━━━━━ MATERIAL TO PROCESS ━━━━━

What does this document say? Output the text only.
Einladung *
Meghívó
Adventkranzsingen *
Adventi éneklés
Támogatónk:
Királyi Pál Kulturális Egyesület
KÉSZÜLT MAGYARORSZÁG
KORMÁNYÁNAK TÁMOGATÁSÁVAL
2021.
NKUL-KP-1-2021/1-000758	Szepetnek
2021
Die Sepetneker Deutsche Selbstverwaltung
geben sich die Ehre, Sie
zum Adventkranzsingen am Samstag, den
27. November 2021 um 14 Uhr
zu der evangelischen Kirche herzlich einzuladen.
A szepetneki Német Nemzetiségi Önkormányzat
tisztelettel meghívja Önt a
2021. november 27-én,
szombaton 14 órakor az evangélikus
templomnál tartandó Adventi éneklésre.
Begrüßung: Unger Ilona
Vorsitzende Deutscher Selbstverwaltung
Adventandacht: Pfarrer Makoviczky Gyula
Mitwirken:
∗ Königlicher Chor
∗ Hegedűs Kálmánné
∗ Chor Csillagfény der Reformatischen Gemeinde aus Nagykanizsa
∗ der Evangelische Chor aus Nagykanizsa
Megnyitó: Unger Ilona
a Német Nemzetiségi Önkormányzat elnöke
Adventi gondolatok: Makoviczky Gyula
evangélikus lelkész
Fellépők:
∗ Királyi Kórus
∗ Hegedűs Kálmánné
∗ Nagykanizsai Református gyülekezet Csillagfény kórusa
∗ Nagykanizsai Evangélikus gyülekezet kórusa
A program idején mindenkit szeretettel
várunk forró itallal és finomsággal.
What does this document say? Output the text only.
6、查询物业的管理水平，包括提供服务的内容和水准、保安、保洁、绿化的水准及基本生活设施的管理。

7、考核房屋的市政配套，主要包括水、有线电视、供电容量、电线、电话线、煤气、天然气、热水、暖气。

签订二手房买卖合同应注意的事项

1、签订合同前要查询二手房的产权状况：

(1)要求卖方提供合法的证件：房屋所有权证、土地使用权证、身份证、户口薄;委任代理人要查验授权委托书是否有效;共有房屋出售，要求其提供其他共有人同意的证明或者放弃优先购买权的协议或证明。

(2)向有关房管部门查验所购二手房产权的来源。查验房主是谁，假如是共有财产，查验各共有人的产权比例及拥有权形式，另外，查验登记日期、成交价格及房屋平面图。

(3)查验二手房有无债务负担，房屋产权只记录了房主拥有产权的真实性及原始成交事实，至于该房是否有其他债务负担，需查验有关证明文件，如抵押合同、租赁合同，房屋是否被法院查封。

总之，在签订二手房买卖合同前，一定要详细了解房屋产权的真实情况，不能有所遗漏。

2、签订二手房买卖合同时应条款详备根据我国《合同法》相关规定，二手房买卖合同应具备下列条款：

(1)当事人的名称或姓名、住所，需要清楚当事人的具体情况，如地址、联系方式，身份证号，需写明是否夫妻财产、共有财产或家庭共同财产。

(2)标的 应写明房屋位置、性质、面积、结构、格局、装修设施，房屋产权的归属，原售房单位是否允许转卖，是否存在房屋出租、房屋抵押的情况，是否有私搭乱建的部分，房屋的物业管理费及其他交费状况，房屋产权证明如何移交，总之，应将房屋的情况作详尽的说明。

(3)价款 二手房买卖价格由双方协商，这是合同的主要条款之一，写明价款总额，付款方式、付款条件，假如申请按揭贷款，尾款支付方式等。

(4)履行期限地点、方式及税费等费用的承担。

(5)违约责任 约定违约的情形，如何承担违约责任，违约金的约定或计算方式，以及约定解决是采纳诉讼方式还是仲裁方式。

━━━━━

◆ **WORK TO COMPLETE**:
Which lines of the data include "Makoviczky"? Copy each of them.

◆ **REPLY TO THE TASK**:
Adventandacht: Pfarrer Makoviczky Gyula
Adventi gondolatok: Makoviczky Gyula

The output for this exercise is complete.